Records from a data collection

+ + + + + + +

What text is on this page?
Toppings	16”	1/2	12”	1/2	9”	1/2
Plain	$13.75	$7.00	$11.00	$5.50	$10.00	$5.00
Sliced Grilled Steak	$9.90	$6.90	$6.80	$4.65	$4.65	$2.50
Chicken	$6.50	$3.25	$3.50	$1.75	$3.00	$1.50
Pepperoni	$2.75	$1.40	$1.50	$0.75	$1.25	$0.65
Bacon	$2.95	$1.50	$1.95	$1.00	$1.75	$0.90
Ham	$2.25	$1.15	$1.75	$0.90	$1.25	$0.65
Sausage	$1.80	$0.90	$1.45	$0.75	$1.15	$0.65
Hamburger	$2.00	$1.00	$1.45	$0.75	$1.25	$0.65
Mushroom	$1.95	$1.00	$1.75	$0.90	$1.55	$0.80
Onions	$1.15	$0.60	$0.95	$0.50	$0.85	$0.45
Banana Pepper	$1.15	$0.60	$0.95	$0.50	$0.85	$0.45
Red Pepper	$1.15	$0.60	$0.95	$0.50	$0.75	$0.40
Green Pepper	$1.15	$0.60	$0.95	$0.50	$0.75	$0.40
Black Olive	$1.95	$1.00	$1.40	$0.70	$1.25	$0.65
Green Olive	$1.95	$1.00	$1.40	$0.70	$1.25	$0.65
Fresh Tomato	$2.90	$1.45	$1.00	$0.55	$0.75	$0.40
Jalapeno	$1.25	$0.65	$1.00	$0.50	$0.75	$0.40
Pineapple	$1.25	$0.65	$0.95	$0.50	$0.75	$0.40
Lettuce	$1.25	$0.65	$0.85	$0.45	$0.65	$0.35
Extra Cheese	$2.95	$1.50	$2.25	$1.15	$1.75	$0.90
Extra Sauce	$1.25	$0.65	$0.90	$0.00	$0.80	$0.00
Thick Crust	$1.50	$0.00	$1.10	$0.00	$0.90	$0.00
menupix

+ + + + + + +

— Short task —
Return the entries in full, keeping every line exactly as it is.

— Result of the exercise —
What text is on this page?
Toppings	16”	1/2	12”	1/2	9”	1/2
Plain	$13.75	$7.00	$11.00	$5.50	$10.00	$5.00
Sliced Grilled Steak	$9.90	$6.90	$6.80	$4.65	$4.65	$2.50
Chicken	$6.50	$3.25	$3.50	$1.75	$3.00	$1.50
Pepperoni	$2.75	$1.40	$1.50	$0.75	$1.25	$0.65
Bacon	$2.95	$1.50	$1.95	$1.00	$1.75	$0.90
Ham	$2.25	$1.15	$1.75	$0.90	$1.25	$0.65
Sausage	$1.80	$0.90	$1.45	$0.75	$1.15	$0.65
Hamburger	$2.00	$1.00	$1.45	$0.75	$1.25	$0.65
Mushroom	$1.95	$1.00	$1.75	$0.90	$1.55	$0.80
Onions	$1.15	$0.60	$0.95	$0.50	$0.85	$0.45
Banana Pepper	$1.15	$0.60	$0.95	$0.50	$0.85	$0.45
Red Pepper	$1.15	$0.60	$0.95	$0.50	$0.75	$0.40
Green Pepper	$1.15	$0.60	$0.95	$0.50	$0.75	$0.40
Black Olive	$1.95	$1.00	$1.40	$0.70	$1.25	$0.65
Green Olive	$1.95	$1.00	$1.40	$0.70	$1.25	$0.65
Fresh Tomato	$2.90	$1.45	$1.00	$0.55	$0.75	$0.40
Jalapeno	$1.25	$0.65	$1.00	$0.50	$0.75	$0.40
Pineapple	$1.25	$0.65	$0.95	$0.50	$0.75	$0.40
Lettuce	$1.25	$0.65	$0.85	$0.45	$0.65	$0.35
Extra Cheese	$2.95	$1.50	$2.25	$1.15	$1.75	$0.90
Extra Sauce	$1.25	$0.65	$0.90	$0.00	$0.80	$0.00
Thick Crust	$1.50	$0.00	$1.10	$0.00	$0.90	$0.00
menupix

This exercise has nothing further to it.